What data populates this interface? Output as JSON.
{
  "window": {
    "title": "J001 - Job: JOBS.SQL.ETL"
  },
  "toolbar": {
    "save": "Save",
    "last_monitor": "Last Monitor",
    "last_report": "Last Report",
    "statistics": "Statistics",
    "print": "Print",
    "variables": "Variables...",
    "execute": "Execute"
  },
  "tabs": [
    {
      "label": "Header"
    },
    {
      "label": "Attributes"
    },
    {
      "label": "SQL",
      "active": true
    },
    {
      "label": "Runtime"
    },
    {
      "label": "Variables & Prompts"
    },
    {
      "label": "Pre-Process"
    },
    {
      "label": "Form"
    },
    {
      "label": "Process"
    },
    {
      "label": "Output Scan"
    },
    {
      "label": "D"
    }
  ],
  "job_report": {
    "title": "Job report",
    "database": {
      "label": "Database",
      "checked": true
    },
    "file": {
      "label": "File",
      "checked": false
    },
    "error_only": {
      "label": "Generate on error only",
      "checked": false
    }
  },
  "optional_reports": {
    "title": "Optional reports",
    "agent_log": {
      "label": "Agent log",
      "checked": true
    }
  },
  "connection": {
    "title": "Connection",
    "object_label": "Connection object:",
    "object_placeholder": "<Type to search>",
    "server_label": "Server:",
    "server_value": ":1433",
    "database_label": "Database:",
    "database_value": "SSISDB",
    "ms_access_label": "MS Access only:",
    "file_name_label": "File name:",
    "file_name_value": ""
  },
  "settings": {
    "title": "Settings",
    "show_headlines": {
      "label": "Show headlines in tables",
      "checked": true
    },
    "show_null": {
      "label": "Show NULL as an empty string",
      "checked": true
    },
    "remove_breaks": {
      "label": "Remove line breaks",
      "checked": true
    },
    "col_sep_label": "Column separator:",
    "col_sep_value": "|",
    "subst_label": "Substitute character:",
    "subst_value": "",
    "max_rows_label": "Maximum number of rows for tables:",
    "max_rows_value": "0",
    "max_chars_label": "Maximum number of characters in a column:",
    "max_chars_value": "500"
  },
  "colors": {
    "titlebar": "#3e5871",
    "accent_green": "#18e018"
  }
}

REQUEST: Each entry is to be returned in full, character for character.

EXERCISE SOLUTION:
What data populates this interface? Output as JSON.
{
  "window": {
    "title": "J001 - Job: JOBS.SQL.ETL"
  },
  "toolbar": {
    "save": "Save",
    "last_monitor": "Last Monitor",
    "last_report": "Last Report",
    "statistics": "Statistics",
    "print": "Print",
    "variables": "Variables...",
    "execute": "Execute"
  },
  "tabs": [
    {
      "label": "Header"
    },
    {
      "label": "Attributes"
    },
    {
      "label": "SQL",
      "active": true
    },
    {
      "label": "Runtime"
    },
    {
      "label": "Variables & Prompts"
    },
    {
      "label": "Pre-Process"
    },
    {
      "label": "Form"
    },
    {
      "label": "Process"
    },
    {
      "label": "Output Scan"
    },
    {
      "label": "D"
    }
  ],
  "job_report": {
    "title": "Job report",
    "database": {
      "label": "Database",
      "checked": true
    },
    "file": {
      "label": "File",
      "checked": false
    },
    "error_only": {
      "label": "Generate on error only",
      "checked": false
    }
  },
  "optional_reports": {
    "title": "Optional reports",
    "agent_log": {
      "label": "Agent log",
      "checked": true
    }
  },
  "connection": {
    "title": "Connection",
    "object_label": "Connection object:",
    "object_placeholder": "<Type to search>",
    "server_label": "Server:",
    "server_value": ":1433",
    "database_label": "Database:",
    "database_value": "SSISDB",
    "ms_access_label": "MS Access only:",
    "file_name_label": "File name:",
    "file_name_value": ""
  },
  "settings": {
    "title": "Settings",
    "show_headlines": {
      "label": "Show headlines in tables",
      "checked": true
    },
    "show_null": {
      "label": "Show NULL as an empty string",
      "checked": true
    },
    "remove_breaks": {
      "label": "Remove line breaks",
      "checked": true
    },
    "col_sep_label": "Column separator:",
    "col_sep_value": "|",
    "subst_label": "Substitute character:",
    "subst_value": "",
    "max_rows_label": "Maximum number of rows for tables:",
    "max_rows_value": "0",
    "max_chars_label": "Maximum number of characters in a column:",
    "max_chars_value": "500"
  },
  "colors": {
    "titlebar": "#3e5871",
    "accent_green": "#18e018"
  }
}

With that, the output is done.